## BEGIN Records shown

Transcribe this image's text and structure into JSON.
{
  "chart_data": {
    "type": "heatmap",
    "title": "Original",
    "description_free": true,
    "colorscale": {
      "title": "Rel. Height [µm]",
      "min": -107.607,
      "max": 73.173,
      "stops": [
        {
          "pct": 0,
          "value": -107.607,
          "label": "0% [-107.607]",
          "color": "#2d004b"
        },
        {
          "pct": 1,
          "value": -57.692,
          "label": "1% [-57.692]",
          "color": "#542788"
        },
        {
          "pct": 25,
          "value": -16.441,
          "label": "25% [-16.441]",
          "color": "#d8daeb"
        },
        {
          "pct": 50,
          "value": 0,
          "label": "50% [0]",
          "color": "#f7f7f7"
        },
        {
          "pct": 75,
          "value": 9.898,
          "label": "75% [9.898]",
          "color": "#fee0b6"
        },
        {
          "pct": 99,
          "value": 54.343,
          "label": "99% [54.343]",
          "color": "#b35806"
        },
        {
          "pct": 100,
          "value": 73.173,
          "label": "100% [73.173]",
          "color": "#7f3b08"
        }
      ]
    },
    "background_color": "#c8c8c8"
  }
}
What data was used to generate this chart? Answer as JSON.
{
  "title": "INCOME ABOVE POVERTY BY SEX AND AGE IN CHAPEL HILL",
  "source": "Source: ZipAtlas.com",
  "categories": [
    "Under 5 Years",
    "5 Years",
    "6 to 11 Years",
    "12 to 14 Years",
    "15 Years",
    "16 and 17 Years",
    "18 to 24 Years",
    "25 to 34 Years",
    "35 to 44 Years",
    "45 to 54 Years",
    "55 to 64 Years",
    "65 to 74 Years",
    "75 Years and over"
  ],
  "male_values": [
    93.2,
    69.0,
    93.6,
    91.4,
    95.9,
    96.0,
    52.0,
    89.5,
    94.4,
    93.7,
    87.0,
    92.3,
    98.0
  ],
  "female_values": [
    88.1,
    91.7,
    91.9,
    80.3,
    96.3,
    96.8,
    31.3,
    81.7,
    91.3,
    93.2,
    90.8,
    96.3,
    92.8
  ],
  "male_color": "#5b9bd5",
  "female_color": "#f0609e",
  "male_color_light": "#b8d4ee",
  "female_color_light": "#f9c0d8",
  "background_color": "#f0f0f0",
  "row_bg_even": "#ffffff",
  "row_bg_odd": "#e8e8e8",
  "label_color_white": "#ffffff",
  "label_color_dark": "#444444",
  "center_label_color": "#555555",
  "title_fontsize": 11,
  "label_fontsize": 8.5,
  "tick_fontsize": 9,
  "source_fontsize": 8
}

## END Records shown

◆ **Objective**: Could you reproduce every record above exactly as it appears?

◆ **Final answer**:
Transcribe this image's text and structure into JSON.
{
  "chart_data": {
    "type": "heatmap",
    "title": "Original",
    "description_free": true,
    "colorscale": {
      "title": "Rel. Height [µm]",
      "min": -107.607,
      "max": 73.173,
      "stops": [
        {
          "pct": 0,
          "value": -107.607,
          "label": "0% [-107.607]",
          "color": "#2d004b"
        },
        {
          "pct": 1,
          "value": -57.692,
          "label": "1% [-57.692]",
          "color": "#542788"
        },
        {
          "pct": 25,
          "value": -16.441,
          "label": "25% [-16.441]",
          "color": "#d8daeb"
        },
        {
          "pct": 50,
          "value": 0,
          "label": "50% [0]",
          "color": "#f7f7f7"
        },
        {
          "pct": 75,
          "value": 9.898,
          "label": "75% [9.898]",
          "color": "#fee0b6"
        },
        {
          "pct": 99,
          "value": 54.343,
          "label": "99% [54.343]",
          "color": "#b35806"
        },
        {
          "pct": 100,
          "value": 73.173,
          "label": "100% [73.173]",
          "color": "#7f3b08"
        }
      ]
    },
    "background_color": "#c8c8c8"
  }
}
What data was used to generate this chart? Answer as JSON.
{
  "title": "INCOME ABOVE POVERTY BY SEX AND AGE IN CHAPEL HILL",
  "source": "Source: ZipAtlas.com",
  "categories": [
    "Under 5 Years",
    "5 Years",
    "6 to 11 Years",
    "12 to 14 Years",
    "15 Years",
    "16 and 17 Years",
    "18 to 24 Years",
    "25 to 34 Years",
    "35 to 44 Years",
    "45 to 54 Years",
    "55 to 64 Years",
    "65 to 74 Years",
    "75 Years and over"
  ],
  "male_values": [
    93.2,
    69.0,
    93.6,
    91.4,
    95.9,
    96.0,
    52.0,
    89.5,
    94.4,
    93.7,
    87.0,
    92.3,
    98.0
  ],
  "female_values": [
    88.1,
    91.7,
    91.9,
    80.3,
    96.3,
    96.8,
    31.3,
    81.7,
    91.3,
    93.2,
    90.8,
    96.3,
    92.8
  ],
  "male_color": "#5b9bd5",
  "female_color": "#f0609e",
  "male_color_light": "#b8d4ee",
  "female_color_light": "#f9c0d8",
  "background_color": "#f0f0f0",
  "row_bg_even": "#ffffff",
  "row_bg_odd": "#e8e8e8",
  "label_color_white": "#ffffff",
  "label_color_dark": "#444444",
  "center_label_color": "#555555",
  "title_fontsize": 11,
  "label_fontsize": 8.5,
  "tick_fontsize": 9,
  "source_fontsize": 8
}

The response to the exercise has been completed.